- [Set problem]: Copy the data that follows, character for character, minus the pictures.
----- Dataset rows -----
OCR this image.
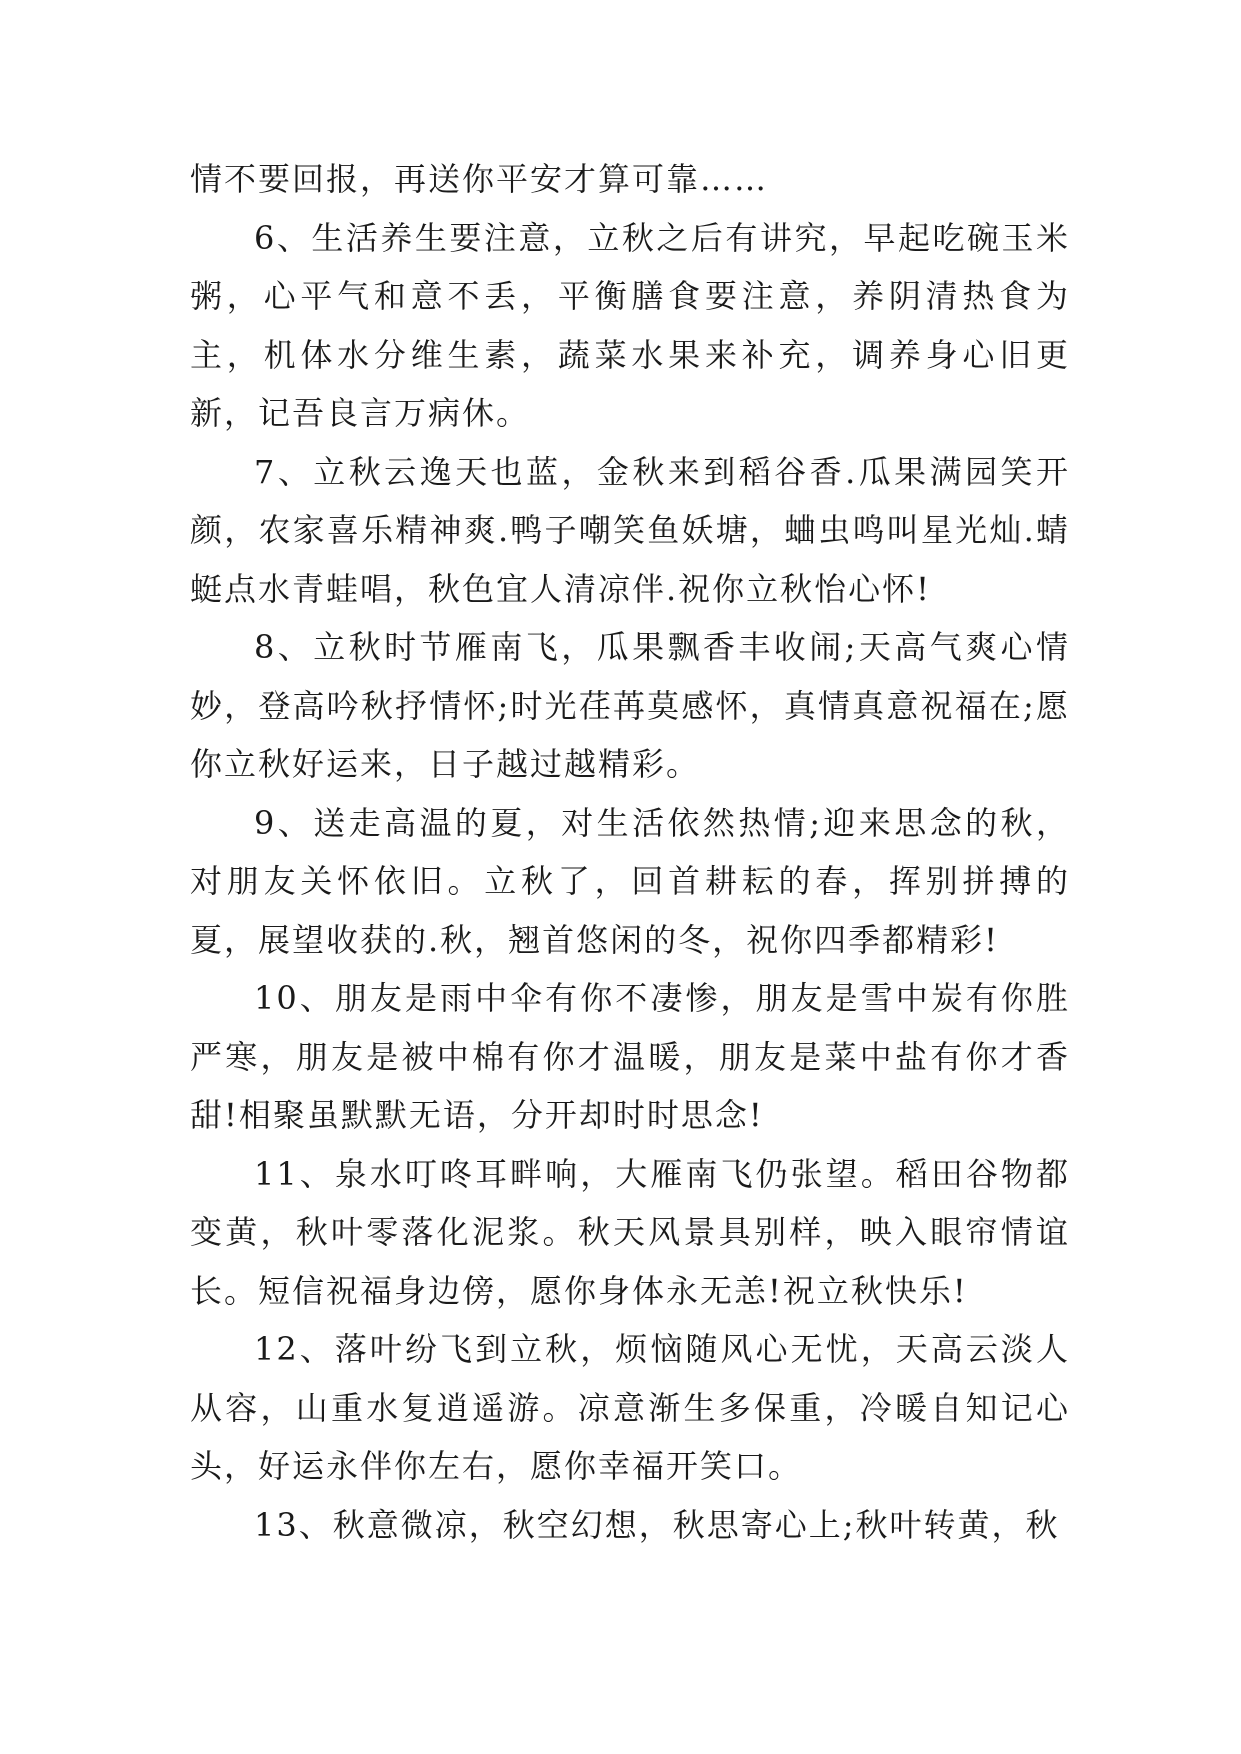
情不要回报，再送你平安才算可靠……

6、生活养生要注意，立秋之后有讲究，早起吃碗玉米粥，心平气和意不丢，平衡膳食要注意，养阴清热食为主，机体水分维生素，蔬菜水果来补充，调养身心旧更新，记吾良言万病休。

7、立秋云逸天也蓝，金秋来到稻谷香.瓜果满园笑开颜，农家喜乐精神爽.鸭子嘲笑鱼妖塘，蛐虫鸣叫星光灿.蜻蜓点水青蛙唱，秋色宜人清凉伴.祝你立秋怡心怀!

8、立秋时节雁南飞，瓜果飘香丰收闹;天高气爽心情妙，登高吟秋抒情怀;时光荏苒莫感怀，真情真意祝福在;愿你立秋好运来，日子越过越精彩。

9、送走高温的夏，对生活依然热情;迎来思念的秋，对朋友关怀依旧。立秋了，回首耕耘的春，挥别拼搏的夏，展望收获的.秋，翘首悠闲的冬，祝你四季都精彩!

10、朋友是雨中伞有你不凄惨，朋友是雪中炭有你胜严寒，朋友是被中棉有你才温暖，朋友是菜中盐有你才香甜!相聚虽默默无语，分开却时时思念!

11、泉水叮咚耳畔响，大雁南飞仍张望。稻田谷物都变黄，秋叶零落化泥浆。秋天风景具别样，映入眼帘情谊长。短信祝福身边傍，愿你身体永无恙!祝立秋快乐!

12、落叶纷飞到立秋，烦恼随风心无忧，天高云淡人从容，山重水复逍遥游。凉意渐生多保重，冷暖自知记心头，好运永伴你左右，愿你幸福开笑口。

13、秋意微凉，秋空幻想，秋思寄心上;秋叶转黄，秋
-----
- [Answer to the problem]:
OCR this image.
情不要回报，再送你平安才算可靠……

6、生活养生要注意，立秋之后有讲究，早起吃碗玉米粥，心平气和意不丢，平衡膳食要注意，养阴清热食为主，机体水分维生素，蔬菜水果来补充，调养身心旧更新，记吾良言万病休。

7、立秋云逸天也蓝，金秋来到稻谷香.瓜果满园笑开颜，农家喜乐精神爽.鸭子嘲笑鱼妖塘，蛐虫鸣叫星光灿.蜻蜓点水青蛙唱，秋色宜人清凉伴.祝你立秋怡心怀!

8、立秋时节雁南飞，瓜果飘香丰收闹;天高气爽心情妙，登高吟秋抒情怀;时光荏苒莫感怀，真情真意祝福在;愿你立秋好运来，日子越过越精彩。

9、送走高温的夏，对生活依然热情;迎来思念的秋，对朋友关怀依旧。立秋了，回首耕耘的春，挥别拼搏的夏，展望收获的.秋，翘首悠闲的冬，祝你四季都精彩!

10、朋友是雨中伞有你不凄惨，朋友是雪中炭有你胜严寒，朋友是被中棉有你才温暖，朋友是菜中盐有你才香甜!相聚虽默默无语，分开却时时思念!

11、泉水叮咚耳畔响，大雁南飞仍张望。稻田谷物都变黄，秋叶零落化泥浆。秋天风景具别样，映入眼帘情谊长。短信祝福身边傍，愿你身体永无恙!祝立秋快乐!

12、落叶纷飞到立秋，烦恼随风心无忧，天高云淡人从容，山重水复逍遥游。凉意渐生多保重，冷暖自知记心头，好运永伴你左右，愿你幸福开笑口。

13、秋意微凉，秋空幻想，秋思寄心上;秋叶转黄，秋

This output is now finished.